▶ _WHAT TO WORK ON_:
[1] According to the text on the San Joaquin River restoration, why should attention go to achieving success for all stakeholders rather than to arguing again over whether to restore the river?
[2] Reproduce everything in the San Joaquin River restoration text from "However, on June" down to "second largest river.".
[3] In the text on the San Joaquin River restoration, who introduced H.R. 1837?

▶ _DOCUMENT SEGMENT_:
=====

At a time when water resource conflicts are common throughout the West, the San Joaquin River Restoration Program is a rare example of farmers, water districts, state and federal agencies and environmentalists working together to implement real solutions to problems facing the region. Just as rare is the bi-partisan support that enabled the federal legislation for the restoration program that included the Bush Administration, the Schwarzenegger Administration, Senators Feinstein and Boxer and Congressmen Radanovich, Cardoza, and George Miller. The largest water agencies in the San Joaquin Valley, including the Friant, Westlands, Kern and Exchange Contractor water districts, also pledged their support along with over a dozen fishing and environmental groups. Few efforts in recent history have brought together such a diverse set of interests in support of restoring a river. Given this level of support, the focus should be on how to achieve the highest level of success for all stakeholders and not wasting time trying to argue again whether to restore the river.
However, on June 2 the House of Representatives Water and Power Subcommittee will hold a hearing on H.R. 1837, introduced by Congressman Nunes (R, Visalia), that seeks to undermine this broadly supported effort by overturning the historic 2006 consensus agreement that transformed an 18 year legal battle into one of the largest river restoration and water management projects in the nation. H.R. 1837 would likely force all parties back into court, resulting in a massive waste of time and money. The bill will only delay much- needed and broadly supported improvements in water supply and flood management in the San Joaquin Valley and the restoration of California’s second largest river.

=====

Item position entries:
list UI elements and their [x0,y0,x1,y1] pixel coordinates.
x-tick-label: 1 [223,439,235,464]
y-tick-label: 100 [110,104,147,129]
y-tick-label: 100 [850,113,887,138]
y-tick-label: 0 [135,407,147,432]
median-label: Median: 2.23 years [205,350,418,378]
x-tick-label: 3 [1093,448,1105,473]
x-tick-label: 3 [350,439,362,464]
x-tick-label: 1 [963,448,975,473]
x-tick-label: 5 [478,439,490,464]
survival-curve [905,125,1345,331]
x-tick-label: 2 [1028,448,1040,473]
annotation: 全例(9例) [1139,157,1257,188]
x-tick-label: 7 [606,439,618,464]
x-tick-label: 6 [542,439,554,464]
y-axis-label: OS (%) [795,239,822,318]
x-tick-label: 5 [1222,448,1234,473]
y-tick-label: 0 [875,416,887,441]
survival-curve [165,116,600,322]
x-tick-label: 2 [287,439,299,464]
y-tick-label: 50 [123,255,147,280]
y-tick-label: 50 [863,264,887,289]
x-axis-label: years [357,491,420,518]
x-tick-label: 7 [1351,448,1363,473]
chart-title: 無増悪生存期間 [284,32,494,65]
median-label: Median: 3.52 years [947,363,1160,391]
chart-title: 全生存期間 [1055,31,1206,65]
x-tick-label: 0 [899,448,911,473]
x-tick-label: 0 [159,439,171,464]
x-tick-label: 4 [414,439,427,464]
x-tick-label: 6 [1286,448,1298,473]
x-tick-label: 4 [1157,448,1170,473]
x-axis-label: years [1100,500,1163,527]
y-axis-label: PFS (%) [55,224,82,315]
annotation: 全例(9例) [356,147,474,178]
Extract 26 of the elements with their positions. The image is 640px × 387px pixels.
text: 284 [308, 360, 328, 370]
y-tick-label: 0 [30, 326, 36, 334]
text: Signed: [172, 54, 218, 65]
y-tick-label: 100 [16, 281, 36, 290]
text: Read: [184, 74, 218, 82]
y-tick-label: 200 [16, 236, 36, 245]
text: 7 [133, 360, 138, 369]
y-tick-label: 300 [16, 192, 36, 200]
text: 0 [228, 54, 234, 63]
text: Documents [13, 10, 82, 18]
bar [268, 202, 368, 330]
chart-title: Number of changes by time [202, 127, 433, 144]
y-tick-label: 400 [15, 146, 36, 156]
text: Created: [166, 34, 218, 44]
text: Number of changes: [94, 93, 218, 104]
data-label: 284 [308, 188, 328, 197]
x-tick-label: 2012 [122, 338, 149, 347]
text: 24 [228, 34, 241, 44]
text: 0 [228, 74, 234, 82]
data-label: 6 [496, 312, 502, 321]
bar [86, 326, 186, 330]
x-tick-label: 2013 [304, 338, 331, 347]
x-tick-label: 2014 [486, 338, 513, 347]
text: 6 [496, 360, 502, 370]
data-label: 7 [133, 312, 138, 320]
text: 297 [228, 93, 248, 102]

=====

▶ _SOLUTION LIST_:
[1] The restoration program has an unusually broad and diverse base of support. That support includes bipartisan backing from federal and state officials, the largest water agencies in the San Joaquin Valley, and over a dozen fishing and environmental groups. Given this level of support, the text holds that the effort should go into making the program succeed.

[2]
However, on June 2 the House of Representatives Water and Power Subcommittee will hold a hearing on H.R. 1837, introduced by Congressman Nunes (R, Visalia), that seeks to undermine this broadly supported effort by overturning the historic 2006 consensus agreement that transformed an 18 year legal battle into one of the largest river restoration and water management projects in the nation. H.R. 1837 would likely force all parties back into court, resulting in a massive waste of time and money. The bill will only delay much- needed and broadly supported improvements in water supply and flood management in the San Joaquin Valley and the restoration of California’s second largest river.

[3] Congressman Nunes (R, Visalia) introduced H.R. 1837.